**INPUT RECORDS:**
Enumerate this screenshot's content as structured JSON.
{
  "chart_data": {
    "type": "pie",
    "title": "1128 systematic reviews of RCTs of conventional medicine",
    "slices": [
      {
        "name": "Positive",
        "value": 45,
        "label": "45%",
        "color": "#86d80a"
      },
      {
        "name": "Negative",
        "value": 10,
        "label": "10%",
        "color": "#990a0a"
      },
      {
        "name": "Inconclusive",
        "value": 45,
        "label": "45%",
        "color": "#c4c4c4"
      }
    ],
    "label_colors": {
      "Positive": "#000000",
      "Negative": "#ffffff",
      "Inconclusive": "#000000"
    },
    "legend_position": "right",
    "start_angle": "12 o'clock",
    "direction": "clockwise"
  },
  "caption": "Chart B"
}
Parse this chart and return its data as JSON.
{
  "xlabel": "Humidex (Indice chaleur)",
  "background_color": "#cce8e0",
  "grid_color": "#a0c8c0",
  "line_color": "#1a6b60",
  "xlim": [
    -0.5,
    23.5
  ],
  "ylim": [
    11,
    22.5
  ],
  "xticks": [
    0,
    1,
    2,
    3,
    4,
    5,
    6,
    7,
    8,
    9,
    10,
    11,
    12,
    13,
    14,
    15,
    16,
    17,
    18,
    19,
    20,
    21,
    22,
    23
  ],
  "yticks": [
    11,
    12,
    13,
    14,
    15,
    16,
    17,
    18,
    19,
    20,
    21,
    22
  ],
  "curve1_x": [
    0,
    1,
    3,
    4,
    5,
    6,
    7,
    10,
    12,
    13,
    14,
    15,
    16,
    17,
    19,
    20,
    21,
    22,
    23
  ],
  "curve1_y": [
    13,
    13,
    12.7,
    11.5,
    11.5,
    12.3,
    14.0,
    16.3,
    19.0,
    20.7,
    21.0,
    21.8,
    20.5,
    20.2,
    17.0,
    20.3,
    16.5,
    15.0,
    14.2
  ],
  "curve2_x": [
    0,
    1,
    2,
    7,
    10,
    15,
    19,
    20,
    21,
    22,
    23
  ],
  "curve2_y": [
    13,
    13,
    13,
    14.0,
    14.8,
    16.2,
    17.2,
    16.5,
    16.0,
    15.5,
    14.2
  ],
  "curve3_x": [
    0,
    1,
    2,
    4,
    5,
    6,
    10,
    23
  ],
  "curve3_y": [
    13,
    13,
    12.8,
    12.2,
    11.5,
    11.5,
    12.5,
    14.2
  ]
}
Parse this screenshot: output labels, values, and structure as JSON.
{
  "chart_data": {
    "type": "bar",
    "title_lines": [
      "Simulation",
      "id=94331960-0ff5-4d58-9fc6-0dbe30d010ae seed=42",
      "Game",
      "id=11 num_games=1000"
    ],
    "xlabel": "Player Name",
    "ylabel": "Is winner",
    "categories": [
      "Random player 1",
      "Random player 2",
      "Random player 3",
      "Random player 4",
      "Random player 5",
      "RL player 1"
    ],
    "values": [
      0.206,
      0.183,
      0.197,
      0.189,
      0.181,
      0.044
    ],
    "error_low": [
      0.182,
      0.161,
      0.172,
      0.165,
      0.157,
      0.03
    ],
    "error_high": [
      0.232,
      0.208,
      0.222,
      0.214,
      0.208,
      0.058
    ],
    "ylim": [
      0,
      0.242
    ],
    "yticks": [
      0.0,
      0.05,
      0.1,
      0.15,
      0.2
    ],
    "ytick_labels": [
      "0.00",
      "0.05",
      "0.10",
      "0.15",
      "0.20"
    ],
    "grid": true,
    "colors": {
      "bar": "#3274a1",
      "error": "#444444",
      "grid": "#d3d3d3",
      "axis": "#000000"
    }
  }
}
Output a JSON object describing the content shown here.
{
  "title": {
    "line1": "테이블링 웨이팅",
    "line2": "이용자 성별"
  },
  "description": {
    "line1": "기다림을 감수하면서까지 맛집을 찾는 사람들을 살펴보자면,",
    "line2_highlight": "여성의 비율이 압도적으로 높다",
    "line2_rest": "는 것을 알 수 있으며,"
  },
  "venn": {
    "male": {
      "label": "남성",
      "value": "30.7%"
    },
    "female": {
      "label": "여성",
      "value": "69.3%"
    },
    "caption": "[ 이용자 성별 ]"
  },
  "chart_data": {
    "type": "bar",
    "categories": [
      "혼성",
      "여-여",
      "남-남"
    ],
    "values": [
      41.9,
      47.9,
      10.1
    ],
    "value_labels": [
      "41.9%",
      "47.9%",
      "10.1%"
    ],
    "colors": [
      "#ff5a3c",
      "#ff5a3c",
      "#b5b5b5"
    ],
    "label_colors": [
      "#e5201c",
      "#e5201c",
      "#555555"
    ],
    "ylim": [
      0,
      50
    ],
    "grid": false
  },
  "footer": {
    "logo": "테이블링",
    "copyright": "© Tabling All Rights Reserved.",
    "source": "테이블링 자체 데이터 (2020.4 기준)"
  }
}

**SHORT PROBLEM:** All of the records must be retyped exactly as they are.

**SOLVED EXERCISE:**
Enumerate this screenshot's content as structured JSON.
{
  "chart_data": {
    "type": "pie",
    "title": "1128 systematic reviews of RCTs of conventional medicine",
    "slices": [
      {
        "name": "Positive",
        "value": 45,
        "label": "45%",
        "color": "#86d80a"
      },
      {
        "name": "Negative",
        "value": 10,
        "label": "10%",
        "color": "#990a0a"
      },
      {
        "name": "Inconclusive",
        "value": 45,
        "label": "45%",
        "color": "#c4c4c4"
      }
    ],
    "label_colors": {
      "Positive": "#000000",
      "Negative": "#ffffff",
      "Inconclusive": "#000000"
    },
    "legend_position": "right",
    "start_angle": "12 o'clock",
    "direction": "clockwise"
  },
  "caption": "Chart B"
}
Parse this chart and return its data as JSON.
{
  "xlabel": "Humidex (Indice chaleur)",
  "background_color": "#cce8e0",
  "grid_color": "#a0c8c0",
  "line_color": "#1a6b60",
  "xlim": [
    -0.5,
    23.5
  ],
  "ylim": [
    11,
    22.5
  ],
  "xticks": [
    0,
    1,
    2,
    3,
    4,
    5,
    6,
    7,
    8,
    9,
    10,
    11,
    12,
    13,
    14,
    15,
    16,
    17,
    18,
    19,
    20,
    21,
    22,
    23
  ],
  "yticks": [
    11,
    12,
    13,
    14,
    15,
    16,
    17,
    18,
    19,
    20,
    21,
    22
  ],
  "curve1_x": [
    0,
    1,
    3,
    4,
    5,
    6,
    7,
    10,
    12,
    13,
    14,
    15,
    16,
    17,
    19,
    20,
    21,
    22,
    23
  ],
  "curve1_y": [
    13,
    13,
    12.7,
    11.5,
    11.5,
    12.3,
    14.0,
    16.3,
    19.0,
    20.7,
    21.0,
    21.8,
    20.5,
    20.2,
    17.0,
    20.3,
    16.5,
    15.0,
    14.2
  ],
  "curve2_x": [
    0,
    1,
    2,
    7,
    10,
    15,
    19,
    20,
    21,
    22,
    23
  ],
  "curve2_y": [
    13,
    13,
    13,
    14.0,
    14.8,
    16.2,
    17.2,
    16.5,
    16.0,
    15.5,
    14.2
  ],
  "curve3_x": [
    0,
    1,
    2,
    4,
    5,
    6,
    10,
    23
  ],
  "curve3_y": [
    13,
    13,
    12.8,
    12.2,
    11.5,
    11.5,
    12.5,
    14.2
  ]
}
Parse this screenshot: output labels, values, and structure as JSON.
{
  "chart_data": {
    "type": "bar",
    "title_lines": [
      "Simulation",
      "id=94331960-0ff5-4d58-9fc6-0dbe30d010ae seed=42",
      "Game",
      "id=11 num_games=1000"
    ],
    "xlabel": "Player Name",
    "ylabel": "Is winner",
    "categories": [
      "Random player 1",
      "Random player 2",
      "Random player 3",
      "Random player 4",
      "Random player 5",
      "RL player 1"
    ],
    "values": [
      0.206,
      0.183,
      0.197,
      0.189,
      0.181,
      0.044
    ],
    "error_low": [
      0.182,
      0.161,
      0.172,
      0.165,
      0.157,
      0.03
    ],
    "error_high": [
      0.232,
      0.208,
      0.222,
      0.214,
      0.208,
      0.058
    ],
    "ylim": [
      0,
      0.242
    ],
    "yticks": [
      0.0,
      0.05,
      0.1,
      0.15,
      0.2
    ],
    "ytick_labels": [
      "0.00",
      "0.05",
      "0.10",
      "0.15",
      "0.20"
    ],
    "grid": true,
    "colors": {
      "bar": "#3274a1",
      "error": "#444444",
      "grid": "#d3d3d3",
      "axis": "#000000"
    }
  }
}
Output a JSON object describing the content shown here.
{
  "title": {
    "line1": "테이블링 웨이팅",
    "line2": "이용자 성별"
  },
  "description": {
    "line1": "기다림을 감수하면서까지 맛집을 찾는 사람들을 살펴보자면,",
    "line2_highlight": "여성의 비율이 압도적으로 높다",
    "line2_rest": "는 것을 알 수 있으며,"
  },
  "venn": {
    "male": {
      "label": "남성",
      "value": "30.7%"
    },
    "female": {
      "label": "여성",
      "value": "69.3%"
    },
    "caption": "[ 이용자 성별 ]"
  },
  "chart_data": {
    "type": "bar",
    "categories": [
      "혼성",
      "여-여",
      "남-남"
    ],
    "values": [
      41.9,
      47.9,
      10.1
    ],
    "value_labels": [
      "41.9%",
      "47.9%",
      "10.1%"
    ],
    "colors": [
      "#ff5a3c",
      "#ff5a3c",
      "#b5b5b5"
    ],
    "label_colors": [
      "#e5201c",
      "#e5201c",
      "#555555"
    ],
    "ylim": [
      0,
      50
    ],
    "grid": false
  },
  "footer": {
    "logo": "테이블링",
    "copyright": "© Tabling All Rights Reserved.",
    "source": "테이블링 자체 데이터 (2020.4 기준)"
  }
}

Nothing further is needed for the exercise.